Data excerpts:
+===+

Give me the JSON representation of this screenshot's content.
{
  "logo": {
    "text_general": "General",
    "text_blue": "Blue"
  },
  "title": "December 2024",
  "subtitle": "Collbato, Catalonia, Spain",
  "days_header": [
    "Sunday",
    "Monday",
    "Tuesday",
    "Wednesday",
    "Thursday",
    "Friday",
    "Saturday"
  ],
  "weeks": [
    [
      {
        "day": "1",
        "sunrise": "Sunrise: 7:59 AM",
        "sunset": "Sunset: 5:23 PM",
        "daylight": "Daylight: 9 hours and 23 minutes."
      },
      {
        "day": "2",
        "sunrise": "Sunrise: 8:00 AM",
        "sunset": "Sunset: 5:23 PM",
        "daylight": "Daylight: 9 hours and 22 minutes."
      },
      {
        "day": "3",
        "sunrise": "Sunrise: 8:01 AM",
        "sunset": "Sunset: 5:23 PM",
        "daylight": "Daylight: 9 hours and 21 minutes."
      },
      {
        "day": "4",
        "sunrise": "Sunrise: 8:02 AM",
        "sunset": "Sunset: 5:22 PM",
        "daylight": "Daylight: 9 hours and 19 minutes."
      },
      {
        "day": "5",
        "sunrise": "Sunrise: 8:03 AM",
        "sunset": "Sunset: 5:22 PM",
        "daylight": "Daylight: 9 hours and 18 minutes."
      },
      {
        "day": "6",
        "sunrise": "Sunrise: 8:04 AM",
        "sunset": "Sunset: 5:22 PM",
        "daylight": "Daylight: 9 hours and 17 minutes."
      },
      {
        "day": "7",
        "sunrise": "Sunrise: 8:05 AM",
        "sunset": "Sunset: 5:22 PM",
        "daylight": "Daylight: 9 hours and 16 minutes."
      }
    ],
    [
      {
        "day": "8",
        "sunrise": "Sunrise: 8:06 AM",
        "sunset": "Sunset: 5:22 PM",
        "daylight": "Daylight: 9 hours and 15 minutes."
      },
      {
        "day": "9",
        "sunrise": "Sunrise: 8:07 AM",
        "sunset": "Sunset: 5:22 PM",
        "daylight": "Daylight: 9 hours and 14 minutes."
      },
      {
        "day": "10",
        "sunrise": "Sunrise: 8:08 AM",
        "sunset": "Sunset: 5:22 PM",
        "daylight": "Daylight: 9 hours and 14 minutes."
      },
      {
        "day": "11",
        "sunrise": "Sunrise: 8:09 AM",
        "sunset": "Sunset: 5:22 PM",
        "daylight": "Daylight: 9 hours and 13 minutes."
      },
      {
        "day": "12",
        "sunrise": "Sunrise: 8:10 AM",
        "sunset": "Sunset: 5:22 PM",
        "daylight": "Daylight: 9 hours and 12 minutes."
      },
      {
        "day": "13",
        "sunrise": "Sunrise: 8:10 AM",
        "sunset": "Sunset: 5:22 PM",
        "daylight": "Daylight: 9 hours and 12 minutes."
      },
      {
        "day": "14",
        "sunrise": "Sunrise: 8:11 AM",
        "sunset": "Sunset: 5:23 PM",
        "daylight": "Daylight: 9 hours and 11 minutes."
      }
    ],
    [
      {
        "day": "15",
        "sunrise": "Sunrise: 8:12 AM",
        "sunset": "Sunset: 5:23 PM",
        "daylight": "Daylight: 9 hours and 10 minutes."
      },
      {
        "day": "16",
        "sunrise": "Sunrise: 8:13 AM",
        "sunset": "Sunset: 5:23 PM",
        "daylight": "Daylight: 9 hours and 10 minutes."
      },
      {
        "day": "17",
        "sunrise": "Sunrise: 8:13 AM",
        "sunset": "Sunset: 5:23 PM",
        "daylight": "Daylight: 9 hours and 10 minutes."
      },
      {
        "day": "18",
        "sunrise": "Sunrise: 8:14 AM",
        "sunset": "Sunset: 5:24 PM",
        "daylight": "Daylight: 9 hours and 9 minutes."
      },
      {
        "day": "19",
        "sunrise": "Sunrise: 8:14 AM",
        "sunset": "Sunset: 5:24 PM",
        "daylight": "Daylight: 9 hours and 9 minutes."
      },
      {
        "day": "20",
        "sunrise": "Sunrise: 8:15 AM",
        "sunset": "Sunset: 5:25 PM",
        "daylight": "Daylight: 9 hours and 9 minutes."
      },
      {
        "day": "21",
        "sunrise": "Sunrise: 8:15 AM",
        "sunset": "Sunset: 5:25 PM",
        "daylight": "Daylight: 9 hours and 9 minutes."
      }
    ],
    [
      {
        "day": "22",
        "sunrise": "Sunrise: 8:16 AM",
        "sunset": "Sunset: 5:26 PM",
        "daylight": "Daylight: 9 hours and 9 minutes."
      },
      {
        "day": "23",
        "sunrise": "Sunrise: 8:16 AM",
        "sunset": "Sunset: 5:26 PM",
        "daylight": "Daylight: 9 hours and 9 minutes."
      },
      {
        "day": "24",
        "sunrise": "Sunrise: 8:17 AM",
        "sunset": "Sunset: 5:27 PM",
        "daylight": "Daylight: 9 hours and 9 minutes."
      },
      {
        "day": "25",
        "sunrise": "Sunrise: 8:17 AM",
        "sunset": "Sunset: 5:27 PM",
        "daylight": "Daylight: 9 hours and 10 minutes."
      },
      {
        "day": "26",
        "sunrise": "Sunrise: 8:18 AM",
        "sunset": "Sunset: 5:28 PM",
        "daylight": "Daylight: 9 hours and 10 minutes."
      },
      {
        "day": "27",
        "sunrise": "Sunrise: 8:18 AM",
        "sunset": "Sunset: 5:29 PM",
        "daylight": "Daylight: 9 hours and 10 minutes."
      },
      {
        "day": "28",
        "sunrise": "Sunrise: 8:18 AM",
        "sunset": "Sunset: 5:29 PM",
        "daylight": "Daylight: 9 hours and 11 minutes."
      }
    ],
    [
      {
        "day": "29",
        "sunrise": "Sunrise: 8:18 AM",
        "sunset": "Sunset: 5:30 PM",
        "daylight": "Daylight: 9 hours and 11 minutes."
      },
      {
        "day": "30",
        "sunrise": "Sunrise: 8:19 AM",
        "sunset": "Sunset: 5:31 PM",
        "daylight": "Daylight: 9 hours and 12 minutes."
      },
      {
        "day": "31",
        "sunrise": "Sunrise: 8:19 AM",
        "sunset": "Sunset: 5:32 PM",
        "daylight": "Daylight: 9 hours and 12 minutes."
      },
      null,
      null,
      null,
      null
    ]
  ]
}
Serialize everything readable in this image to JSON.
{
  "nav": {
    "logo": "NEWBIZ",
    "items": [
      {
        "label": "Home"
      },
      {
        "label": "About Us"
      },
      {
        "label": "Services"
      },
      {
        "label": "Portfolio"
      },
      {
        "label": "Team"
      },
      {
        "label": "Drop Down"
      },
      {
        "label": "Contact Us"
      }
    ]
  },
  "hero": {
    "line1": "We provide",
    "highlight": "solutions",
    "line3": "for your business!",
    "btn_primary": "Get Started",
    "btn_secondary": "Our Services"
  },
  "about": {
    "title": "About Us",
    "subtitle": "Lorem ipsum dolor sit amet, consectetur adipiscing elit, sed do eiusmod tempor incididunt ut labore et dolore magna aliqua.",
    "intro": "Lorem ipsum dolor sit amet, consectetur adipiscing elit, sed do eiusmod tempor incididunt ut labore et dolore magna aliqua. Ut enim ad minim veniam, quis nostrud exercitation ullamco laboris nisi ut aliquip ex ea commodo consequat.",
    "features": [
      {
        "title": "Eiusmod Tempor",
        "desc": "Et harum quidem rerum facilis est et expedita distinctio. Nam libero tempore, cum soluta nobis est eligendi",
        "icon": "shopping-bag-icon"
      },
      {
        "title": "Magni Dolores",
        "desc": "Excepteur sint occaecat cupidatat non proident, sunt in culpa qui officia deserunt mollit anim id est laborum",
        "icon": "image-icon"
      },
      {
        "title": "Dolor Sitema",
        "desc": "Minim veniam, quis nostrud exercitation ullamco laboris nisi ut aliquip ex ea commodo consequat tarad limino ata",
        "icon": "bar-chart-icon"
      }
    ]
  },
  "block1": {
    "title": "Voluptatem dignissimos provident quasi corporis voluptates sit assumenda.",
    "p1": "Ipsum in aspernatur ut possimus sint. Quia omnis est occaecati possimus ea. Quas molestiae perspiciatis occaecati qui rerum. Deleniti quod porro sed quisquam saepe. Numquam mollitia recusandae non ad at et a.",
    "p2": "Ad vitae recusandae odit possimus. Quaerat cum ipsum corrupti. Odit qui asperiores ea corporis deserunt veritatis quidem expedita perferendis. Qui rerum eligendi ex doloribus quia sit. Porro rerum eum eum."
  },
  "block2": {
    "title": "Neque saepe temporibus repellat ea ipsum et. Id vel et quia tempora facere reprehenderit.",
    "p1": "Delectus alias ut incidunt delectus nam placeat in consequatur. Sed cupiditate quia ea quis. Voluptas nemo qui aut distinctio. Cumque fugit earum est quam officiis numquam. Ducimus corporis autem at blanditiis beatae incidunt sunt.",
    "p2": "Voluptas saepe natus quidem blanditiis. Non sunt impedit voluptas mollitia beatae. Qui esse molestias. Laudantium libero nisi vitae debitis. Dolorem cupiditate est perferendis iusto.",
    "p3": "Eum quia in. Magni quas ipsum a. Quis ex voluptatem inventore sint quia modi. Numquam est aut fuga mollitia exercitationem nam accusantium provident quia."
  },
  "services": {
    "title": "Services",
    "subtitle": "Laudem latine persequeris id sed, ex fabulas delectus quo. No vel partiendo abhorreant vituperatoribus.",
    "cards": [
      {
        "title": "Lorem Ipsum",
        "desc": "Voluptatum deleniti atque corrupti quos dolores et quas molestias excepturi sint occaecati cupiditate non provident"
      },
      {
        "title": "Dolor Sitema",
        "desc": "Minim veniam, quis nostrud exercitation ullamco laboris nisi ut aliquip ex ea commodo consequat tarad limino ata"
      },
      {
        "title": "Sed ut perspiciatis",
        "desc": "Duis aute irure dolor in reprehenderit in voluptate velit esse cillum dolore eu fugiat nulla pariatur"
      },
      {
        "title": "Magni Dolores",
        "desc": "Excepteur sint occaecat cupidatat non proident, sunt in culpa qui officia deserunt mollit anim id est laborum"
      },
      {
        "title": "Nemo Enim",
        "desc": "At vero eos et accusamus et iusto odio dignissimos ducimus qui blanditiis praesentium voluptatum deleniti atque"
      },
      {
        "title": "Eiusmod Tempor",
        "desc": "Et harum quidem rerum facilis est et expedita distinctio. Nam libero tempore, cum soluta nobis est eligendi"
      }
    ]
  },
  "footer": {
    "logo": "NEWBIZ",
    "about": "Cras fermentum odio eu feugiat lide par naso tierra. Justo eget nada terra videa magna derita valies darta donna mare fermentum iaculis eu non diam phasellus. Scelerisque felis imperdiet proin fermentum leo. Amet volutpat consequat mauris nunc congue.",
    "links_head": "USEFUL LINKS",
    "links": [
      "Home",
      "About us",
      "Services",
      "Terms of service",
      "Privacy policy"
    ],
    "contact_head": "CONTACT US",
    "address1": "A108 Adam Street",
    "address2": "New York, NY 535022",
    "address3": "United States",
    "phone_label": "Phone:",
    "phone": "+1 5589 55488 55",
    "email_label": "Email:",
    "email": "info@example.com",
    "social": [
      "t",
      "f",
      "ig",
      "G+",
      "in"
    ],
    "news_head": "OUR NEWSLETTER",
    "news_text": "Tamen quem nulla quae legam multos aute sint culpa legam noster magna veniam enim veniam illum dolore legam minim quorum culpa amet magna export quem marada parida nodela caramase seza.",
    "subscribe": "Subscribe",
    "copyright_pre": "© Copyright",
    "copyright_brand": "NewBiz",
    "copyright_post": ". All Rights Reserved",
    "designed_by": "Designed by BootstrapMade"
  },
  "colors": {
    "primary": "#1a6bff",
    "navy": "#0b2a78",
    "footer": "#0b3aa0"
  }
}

+===+

- Given problem: Read through the lines above and collect those that contain the string "proident".

- Task answer:
        "desc": "Excepteur sint occaecat cupidatat non proident, sunt in culpa qui officia deserunt mollit anim id est laborum",
        "desc": "Excepteur sint occaecat cupidatat non proident, sunt in culpa qui officia deserunt mollit anim id est laborum"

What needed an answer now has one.